• _CONSIGNE A_
Transcrivez le passage de l'entretien sur le report des charges, de « CHRISTOPHE JAKUBYSZYN » jusqu'à « c'est possible ? » inclus.

• _TEXTE CITÉ_
::::
CHRISTOPHE JAKUBYSZYN 
J'ai un message d'un commerçant qui me demande de vous interpeller, il s'appelle Gilles AMIRI, il est commerçant à Suresnes et Gilles me dit que ce n'est pas seulement d'un report des charges dont j'ai besoin parce que je ne pourrais pas les rembourser, quand je redémarrerai mais d'une suppression des charges, est-ce que c'est possible ? 

MURIEL PENICAUD 
Alors d'abord je rappelle qu'avec un chômage partiel déjà tous vos frais de personnels sont remboursés, ce qui va déjà permettre que les salariés restent dans l'entreprise, en ne travaillant pas bien sûr parce qu'ils sont payés au chômage partiel, mais ils gardent leur contrat et ça vous libère de la trésorerie. Les avances de trésorerie qu'ont mis en place Bruno LE MAIRE et Gérald DARMANIN marchent très bien aussi, c'est plusieurs milliards d'euros déjà qui ont été demandés en avance de trésorerie, en garantie de prêts bancaires ou on report de charges. Après pour certaines entreprises, c'est juste un problème de trésorerie et donc le report de charges est efficace. Est-ce que dans certains secteurs, certaines entreprises ensuite ça ne suffira pas, est-ce que la reprise sera difficile et que le chiffre d'affaires sera définitivement perdu, ça sera étudié au cas par cas. Mais vous savez aujourd'hui on se concentre sur le fait qu'il Il n'y ait pas de défaillances d'entreprises pendant la période de crise et puis on est en train de travailler évidemment sur la reprise et ça, ça sera l'étape d'après.
::::
• _DONNÉES FOURNIES_
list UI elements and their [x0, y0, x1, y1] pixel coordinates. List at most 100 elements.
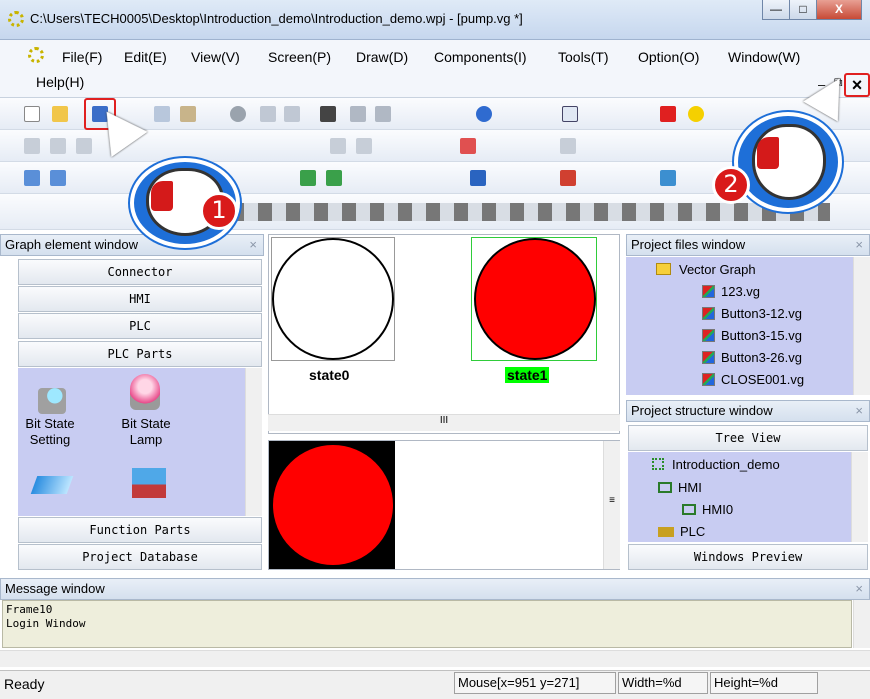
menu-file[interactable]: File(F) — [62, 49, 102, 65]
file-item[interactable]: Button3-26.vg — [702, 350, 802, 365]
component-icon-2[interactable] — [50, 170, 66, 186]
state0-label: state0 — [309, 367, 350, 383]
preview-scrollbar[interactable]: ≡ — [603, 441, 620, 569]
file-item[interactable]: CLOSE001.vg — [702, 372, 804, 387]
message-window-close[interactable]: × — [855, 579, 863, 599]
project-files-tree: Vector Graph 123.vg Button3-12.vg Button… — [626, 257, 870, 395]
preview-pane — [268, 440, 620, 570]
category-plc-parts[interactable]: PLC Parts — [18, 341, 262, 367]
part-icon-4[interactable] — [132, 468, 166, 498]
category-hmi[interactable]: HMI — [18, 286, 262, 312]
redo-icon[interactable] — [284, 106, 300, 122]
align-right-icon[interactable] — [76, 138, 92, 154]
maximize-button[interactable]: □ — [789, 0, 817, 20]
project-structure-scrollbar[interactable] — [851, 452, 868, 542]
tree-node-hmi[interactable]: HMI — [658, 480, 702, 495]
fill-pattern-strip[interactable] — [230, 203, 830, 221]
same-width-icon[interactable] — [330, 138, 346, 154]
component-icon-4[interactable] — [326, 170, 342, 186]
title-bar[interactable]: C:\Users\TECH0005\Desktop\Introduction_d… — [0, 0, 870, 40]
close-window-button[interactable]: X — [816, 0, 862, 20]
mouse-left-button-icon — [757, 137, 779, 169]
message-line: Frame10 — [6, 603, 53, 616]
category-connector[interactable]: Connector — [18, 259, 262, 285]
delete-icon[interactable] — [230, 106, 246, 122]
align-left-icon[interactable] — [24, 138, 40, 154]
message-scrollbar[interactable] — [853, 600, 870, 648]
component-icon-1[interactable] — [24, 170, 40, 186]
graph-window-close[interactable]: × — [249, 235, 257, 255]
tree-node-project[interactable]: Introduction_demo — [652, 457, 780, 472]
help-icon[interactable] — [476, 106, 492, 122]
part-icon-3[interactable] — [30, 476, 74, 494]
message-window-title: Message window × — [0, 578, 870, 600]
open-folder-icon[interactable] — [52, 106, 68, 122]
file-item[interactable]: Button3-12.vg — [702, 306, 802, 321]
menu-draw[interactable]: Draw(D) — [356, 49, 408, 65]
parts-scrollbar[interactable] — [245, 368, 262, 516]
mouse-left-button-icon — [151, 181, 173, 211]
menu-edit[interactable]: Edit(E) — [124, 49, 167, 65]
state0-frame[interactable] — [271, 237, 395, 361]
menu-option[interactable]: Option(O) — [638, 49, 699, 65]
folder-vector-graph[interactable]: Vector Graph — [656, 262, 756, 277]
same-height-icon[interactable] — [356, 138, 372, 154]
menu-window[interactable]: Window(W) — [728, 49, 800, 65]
::::
• _CONSIGNE B_
Modifiez les rangées ci-dessus, de la rangée contenant « menu-file[interactable]: File(F) — » jusqu'à celle contenant « preview-pane — [268, 440, 620, 570] » incluse, en remplaçant « file-item » par « file-entry » sans rien changer d'autre. Ne donnez que ces rangées.

• _CORRIGÉ A_
CHRISTOPHE JAKUBYSZYN 
J'ai un message d'un commerçant qui me demande de vous interpeller, il s'appelle Gilles AMIRI, il est commerçant à Suresnes et Gilles me dit que ce n'est pas seulement d'un report des charges dont j'ai besoin parce que je ne pourrais pas les rembourser, quand je redémarrerai mais d'une suppression des charges, est-ce que c'est possible ?

• _CORRIGÉ B_
menu-file[interactable]: File(F) — [62, 49, 102, 65]
file-entry[interactable]: Button3-26.vg — [702, 350, 802, 365]
component-icon-2[interactable] — [50, 170, 66, 186]
state0-label: state0 — [309, 367, 350, 383]
preview-scrollbar[interactable]: ≡ — [603, 441, 620, 569]
file-entry[interactable]: CLOSE001.vg — [702, 372, 804, 387]
message-window-close[interactable]: × — [855, 579, 863, 599]
project-files-tree: Vector Graph 123.vg Button3-12.vg Button… — [626, 257, 870, 395]
preview-pane — [268, 440, 620, 570]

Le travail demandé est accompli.